_FRAGMENTO CITADO:_
___

El procesamiento de la otredad


La figura del extraño es recurrente a lo largo de la historia, porque extraño es el “otro”. Todas las culturas deben enfrentar semejante definición.


El extraño es una construcción social generada desde el grupo de pertenencia, donde la conciencia del nosotros delimita una frontera: dentro están los miembros adscritos al grupo; fuera, todos aquellos que no pertenecen al grupo referencial y son definidos como los “otros”.


Estas dos actitudes opuestas son inseparables: no puede haber sentido de “pertenencia” sin sentido de “exclusión”, y viceversa.

Como afirma Bauman(21): “Las palabras “nosotros” y “ellos” sólo pueden ser entendidas juntas, en su conflicto. Entiendo mi pertenencia como “nosotros” sólo porque pienso en otro grupo como “ellos”. Los dos grupos opuestos se sedimentan, por así decir, en mi mapa del mundo en los dos polos de una relacion antagónica, y es este antagonismo el que hace que los grupos sean para mí “reales”, y es también ese antagonismo el que hace verosímil la unidad y la coherencia internas que yo imagino que poseen”.

La definicion social del extraño es producto de la historia grupal. Es el grupo quien define atributos, quien nombra quienes somos “nosotros” y quienes no.

___

_MATERIAL PROPORCIONADO:_
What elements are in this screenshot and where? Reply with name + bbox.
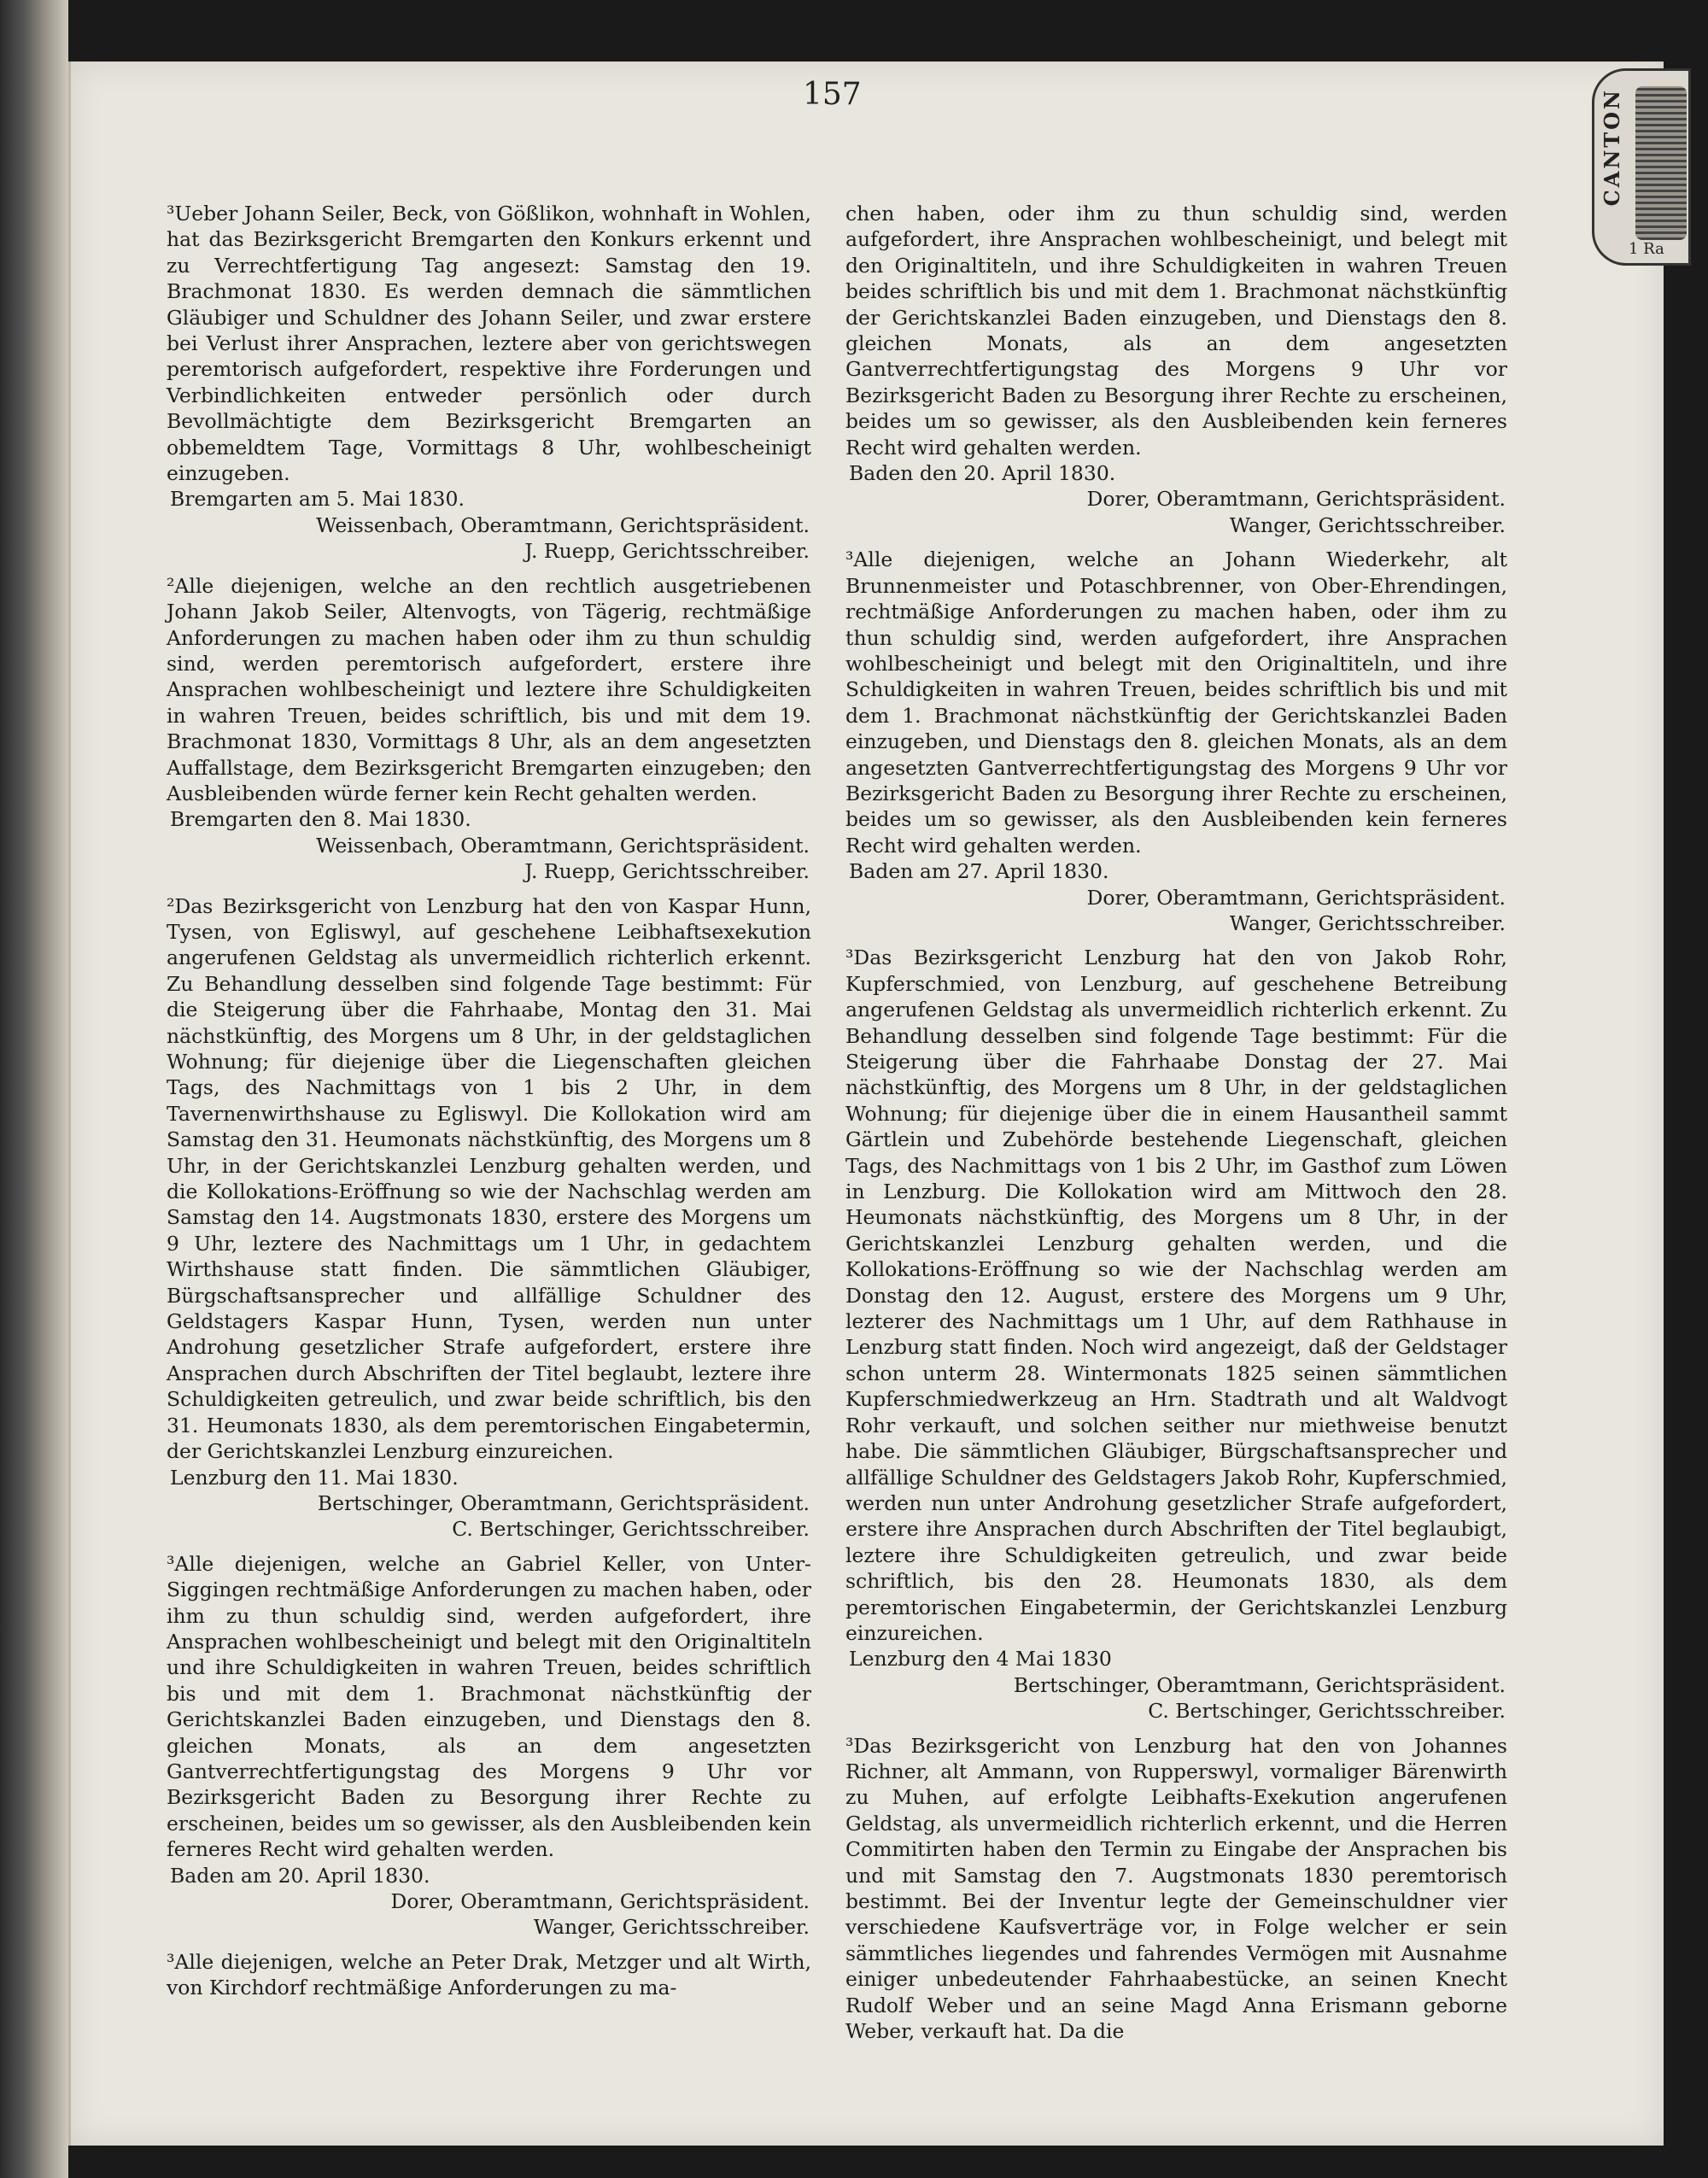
notice-signature-clerk: C. Bertschinger, Gerichtsschreiber. (1148, 1699, 1506, 1724)
notice-signature-president: Weissenbach, Oberamtmann, Gerichtspräsident. (316, 512, 810, 537)
notice-body: ³Ueber Johann Seiler, Beck, von Gößlikon, wohnhaft in Wohlen, hat das Bezirksgericht Bremgarten den Konkurs erkennt und zu Verrechtfertigung Tag angesezt: Samstag den 19. Brachmonat 1830. Es werden demnach die sämmtlichen Gläubiger und Schuldner des Johann Seiler, und zwar erstere bei Verlust ihrer Ansprachen, leztere aber von gerichtswegen peremtorisch aufgefordert, respektive ihre Forderungen und Verbindlichkeiten entweder persönlich oder durch Bevollmächtigte dem Bezirksgericht Bremgarten an obbemeldtem Tage, Vormittags 8 Uhr, wohlbescheinigt einzugeben. (167, 202, 811, 486)
right-column (845, 201, 1507, 2044)
crest-icon (1635, 86, 1687, 240)
book-gutter (0, 0, 68, 2178)
notice-signature-clerk: Wanger, Gerichtsschreiber. (1229, 512, 1506, 537)
notice-body: ³Das Bezirksgericht Lenzburg hat den von Jakob Rohr, Kupferschmied, von Lenzburg, auf geschehene Betreibung angerufenen Geldstag als unvermeidlich richterlich erkennt. Zu Behandlung desselben sind folgende Tage bestimmt: Für die Steigerung über die Fahrhaabe Donstag der 27. Mai nächstkünftig, des Morgens um 8 Uhr, in der geldstaglichen Wohnung; für diejenige über die in einem Hausantheil sammt Gärtlein und Zubehörde bestehende Liegenschaft, gleichen Tags, des Nachmittags von 1 bis 2 Uhr, im Gasthof zum Löwen in Lenzburg. Die Kollokation wird am Mittwoch den 28. Heumonats nächstkünftig, des Morgens um 8 Uhr, in der Gerichtskanzlei Lenzburg gehalten werden, und die Kollokations-Eröffnung so wie der Nachschlag werden am Donstag den 12. August, erstere des Morgens um 9 Uhr, lezterer des Nachmittags um 1 Uhr, auf dem Rathhause in Lenzburg statt finden. Noch wird angezeigt, daß der Geldstager schon unterm 28. Wintermonats 1825 seinen sämmtlichen Kupferschmiedwerkzeug an Hrn. Stadtrath und alt Waldvogt Rohr verkauft, und solchen seither nur miethweise benutzt habe. Die sämmtlichen Gläubiger, Bürgschaftsansprecher und allfällige Schuldner des Geldstagers Jakob Rohr, Kupferschmied, werden nun unter Androhung gesetzlicher Strafe aufgefordert, erstere ihre Ansprachen durch Abschriften der Titel beglaubigt, leztere ihre Schuldigkeiten getreulich, und zwar beide schriftlich, bis den 28. Heumonats 1830, als dem peremtorischen Eingabetermin, der Gerichtskanzlei Lenzburg einzureichen. (845, 946, 1507, 1645)
notice-body: ²Alle diejenigen, welche an den rechtlich ausgetriebenen Johann Jakob Seiler, Altenvogts, von Tägerig, rechtmäßige Anforderungen zu machen haben oder ihm zu thun schuldig sind, werden peremtorisch aufgefordert, erstere ihre Ansprachen wohlbescheinigt und leztere ihre Schuldigkeiten in wahren Treuen, beides schriftlich, bis und mit dem 19. Brachmonat 1830, Vormittags 8 Uhr, als an dem angesetzten Auffallstage, dem Bezirksgericht Bremgarten einzugeben; den Ausbleibenden würde ferner kein Recht gehalten werden. (167, 573, 811, 805)
notice-signature-clerk: J. Ruepp, Gerichtsschreiber. (524, 539, 810, 564)
notice-signature-president: Bertschinger, Oberamtmann, Gerichtspräsident. (317, 1490, 810, 1515)
notice-gabriel-keller (167, 1551, 811, 1941)
notice-seiler-konkurs (167, 201, 811, 565)
notice-johannes-richner (845, 1733, 1507, 2045)
notice-signature-clerk: Wanger, Gerichtsschreiber. (533, 1915, 810, 1940)
notice-jakob-rohr (845, 945, 1507, 1724)
notice-signature-president: Dorer, Oberamtmann, Gerichtspräsident. (1086, 487, 1506, 512)
notice-signature-president: Dorer, Oberamtmann, Gerichtspräsident. (390, 1889, 810, 1913)
notice-date: Bremgarten den 8. Mai 1830. (170, 807, 471, 832)
notice-body: chen haben, oder ihm zu thun schuldig sind, werden aufgefordert, ihre Ansprachen wohlbescheinigt, und belegt mit den Originaltiteln, und ihre Schuldigkeiten in wahren Treuen beides schriftlich bis und mit dem 1. Brachmonat nächstkünftig der Gerichtskanzlei Baden einzugeben, und Dienstags den 8. gleichen Monats, als an dem angesetzten Gantverrechtfertigungstag des Morgens 9 Uhr vor Bezirksgericht Baden zu Besorgung ihrer Rechte zu erscheinen, beides um so gewisser, als den Ausbleibenden kein ferneres Recht wird gehalten werden. (845, 202, 1507, 460)
notice-date: Bremgarten am 5. Mai 1830. (170, 487, 465, 512)
notice-signature-clerk: C. Bertschinger, Gerichtsschreiber. (452, 1517, 810, 1542)
notice-jakob-seiler (167, 573, 811, 885)
notice-signature-president: Dorer, Oberamtmann, Gerichtspräsident. (1086, 885, 1506, 910)
notice-peter-drak (167, 1949, 811, 2001)
notice-signature-clerk: Wanger, Gerichtsschreiber. (1229, 910, 1506, 935)
notice-signature-president: Bertschinger, Oberamtmann, Gerichtspräsident. (1013, 1672, 1506, 1697)
notice-date: Lenzburg den 11. Mai 1830. (170, 1465, 459, 1490)
notice-date: Baden am 20. April 1830. (170, 1863, 430, 1888)
notice-date: Lenzburg den 4 Mai 1830 (849, 1647, 1112, 1672)
notice-signature-president: Weissenbach, Oberamtmann, Gerichtspräsident. (316, 833, 810, 858)
notice-body: ³Alle diejenigen, welche an Peter Drak, Metzger und alt Wirth, von Kirchdorf rechtmäßige Anforderungen zu ma- (167, 1949, 811, 2000)
notice-body: ³Alle diejenigen, welche an Gabriel Keller, von Unter-Siggingen rechtmäßige Anforderungen zu machen haben, oder ihm zu thun schuldig sind, werden aufgefordert, ihre Ansprachen wohlbescheinigt und belegt mit den Originaltiteln und ihre Schuldigkeiten in wahren Treuen, beides schriftlich bis und mit dem 1. Brachmonat nächstkünftig der Gerichtskanzlei Baden einzugeben, und Dienstags den 8. gleichen Monats, als an dem angesetzten Gantverrechtfertigungstag des Morgens 9 Uhr vor Bezirksgericht Baden zu Besorgung ihrer Rechte zu erscheinen, beides um so gewisser, als den Ausbleibenden kein ferneres Recht wird gehalten werden. (167, 1551, 811, 1862)
notice-body: ³Das Bezirksgericht von Lenzburg hat den von Johannes Richner, alt Ammann, von Rupperswyl, vormaliger Bärenwirth zu Muhen, auf erfolgte Leibhafts-Exekution angerufenen Geldstag, als unvermeidlich richterlich erkennt, und die Herren Commitirten haben den Termin zu Eingabe der Ansprachen bis und mit Samstag den 7. Augstmonats 1830 peremtorisch bestimmt. Bei der Inventur legte der Gemeinschuldner vier verschiedene Kaufsverträge vor, in Folge welcher er sein sämmtliches liegendes und fahrendes Vermögen mit Ausnahme einiger unbedeutender Fahrhaabestücke, an seinen Knecht Rudolf Weber und an seine Magd Anna Erismann geborne Weber, verkauft hat. Da die (845, 1733, 1507, 2044)
notice-body: ³Alle diejenigen, welche an Johann Wiederkehr, alt Brunnenmeister und Potaschbrenner, von Ober-Ehrendingen, rechtmäßige Anforderungen zu machen haben, oder ihm zu thun schuldig sind, werden aufgefordert, ihre Ansprachen wohlbescheinigt und belegt mit den Originaltiteln, und ihre Schuldigkeiten in wahren Treuen, beides schriftlich bis und mit dem 1. Brachmonat nächstkünftig der Gerichtskanzlei Baden einzugeben, und Dienstags den 8. gleichen Monats, als an dem angesetzten Gantverrechtfertigungstag des Morgens 9 Uhr vor Bezirksgericht Baden zu Besorgung ihrer Rechte zu erscheinen, beides um so gewisser, als den Ausbleibenden kein ferneres Recht wird gehalten werden. (845, 547, 1507, 858)
left-column (167, 201, 811, 2001)
stamp-text: CANTON (1600, 88, 1624, 207)
notice-kaspar-hunn (167, 893, 811, 1543)
notice-signature-clerk: J. Ruepp, Gerichtsschreiber. (524, 859, 810, 884)
notice-johann-wiederkehr (845, 547, 1507, 936)
notice-date: Baden am 27. April 1830. (849, 859, 1109, 884)
notice-peter-drak-continued (845, 201, 1507, 538)
notice-date: Baden den 20. April 1830. (849, 461, 1116, 486)
notice-body: ²Das Bezirksgericht von Lenzburg hat den von Kaspar Hunn, Tysen, von Egliswyl, auf geschehene Leibhaftsexekution angerufenen Geldstag als unvermeidlich richterlich erkennt. Zu Behandlung desselben sind folgende Tage bestimmt: Für die Steigerung über die Fahrhaabe, Montag den 31. Mai nächstkünftig, des Morgens um 8 Uhr, in der geldstaglichen Wohnung; für diejenige über die Liegenschaften gleichen Tags, des Nachmittags von 1 bis 2 Uhr, in dem Tavernenwirthshause zu Egliswyl. Die Kollokation wird am Samstag den 31. Heumonats nächstkünftig, des Morgens um 8 Uhr, in der Gerichtskanzlei Lenzburg gehalten werden, und die Kollokations-Eröffnung so wie der Nachschlag werden am Samstag den 14. Augstmonats 1830, erstere des Morgens um 9 Uhr, leztere des Nachmittags um 1 Uhr, in gedachtem Wirthshause statt finden. Die sämmtlichen Gläubiger, Bürgschaftsansprecher und allfällige Schuldner des Geldstagers Kaspar Hunn, Tysen, werden nun unter Androhung gesetzlicher Strafe aufgefordert, erstere ihre Ansprachen durch Abschriften der Titel beglaubt, leztere ihre Schuldigkeiten getreulich, und zwar beide schriftlich, bis den 31. Heumonats 1830, als dem peremtorischen Eingabetermin, der Gerichtskanzlei Lenzburg einzureichen. (167, 893, 811, 1464)
library-stamp (1592, 68, 1691, 266)
page-number: 157 (803, 77, 862, 112)
stamp-sub: 1 Ra (1629, 240, 1664, 258)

___

_LO QUE HARÁS:_
1. Reproduce, por favor, el pasaje del fragmento sobre la otredad que comienza con las palabras que incluyen "Estas dos actitudes" y concluye con "y quienes no.".
2. Escribe la continuación del fragmento sobre la otredad a partir de su última oración.
El material no guarda relación con el fragmento sobre la otredad.

_RESPUESTAS A EJERCICIOS:_
1.
Estas dos actitudes opuestas son inseparables: no puede haber sentido de “pertenencia” sin sentido de “exclusión”, y viceversa.

Como afirma Bauman(21): “Las palabras “nosotros” y “ellos” sólo pueden ser entendidas juntas, en su conflicto. Entiendo mi pertenencia como “nosotros” sólo porque pienso en otro grupo como “ellos”. Los dos grupos opuestos se sedimentan, por así decir, en mi mapa del mundo en los dos polos de una relacion antagónica, y es este antagonismo el que hace que los grupos sean para mí “reales”, y es también ese antagonismo el que hace verosímil la unidad y la coherencia internas que yo imagino que poseen”.

La definicion social del extraño es producto de la historia grupal. Es el grupo quien define atributos, quien nombra quienes somos “nosotros” y quienes no.

2.
La idea del extraño está fundada siempre en la existencia de atributos juzgados como diferentes. La diferencia puede proceder de estigmas que se adjudiquen a grupos o individuo; del desconocimiento del otro, por miedo, inseguridad, etc. Cualquier diferencia ha sido, casi siempre, motivo suficiente para atribuirle distinciones poco favorables a los “otros”.




En las sociedades tradicionales, el individuo diferente es aquel que no vive en “mi” aldea o ciudad. En dichas sociedades, la tradición produjo comunidades fundadas sobre el miedo y la dependencia, lo cual creaba el vínculo de unidad comunitaria y permitía fabricar explicaciones acerca de los males que acechaban a la tradición. Los individuos, en estos casos, necesitan definir al Otro como enemigo y como lo necesitan crean semejante figura, produciendo estereotipos que justifiquen el trato “al enemigo”.

Podría decirse, que si no hubiera un grupo adversario habría que inventarlo, en beneficio de la coherencia e integración del grupo que debe postular un enemigo para fijar y defender sus propios límites y para asegurar la lealtad y la cooperación internas.

A partir del siglo XIX, con el afianzamiento de la Modernidad y la creación de la razón de Estado, se creó un marco de referencia más seguro y, por lo tanto, se necesitaron nuevas formas de legitimar las diferencias.

La construcción del grupo nacional fue la forma que adoptó la idea de “nosotros”. Cambia la figura del extraño. Su figura va reduciéndose y especializándose para todos aquellos que no forman parte de la comunidad nacional. El connacional ya no se define como extraño, sino como diferente. El círculo del grupo nacional permite al diferente y el extraño es una referencia para nombrar a los que están fuera de la frontera y no son de “mi” comunidad nacional.

Semejantes atributos encontrarán en la ciudad “su” espacio natural. Me refiero a la ciudad moderna, esa que empieza a tener -desde mediados del siglo XIX- algunas características que hoy las distinguen.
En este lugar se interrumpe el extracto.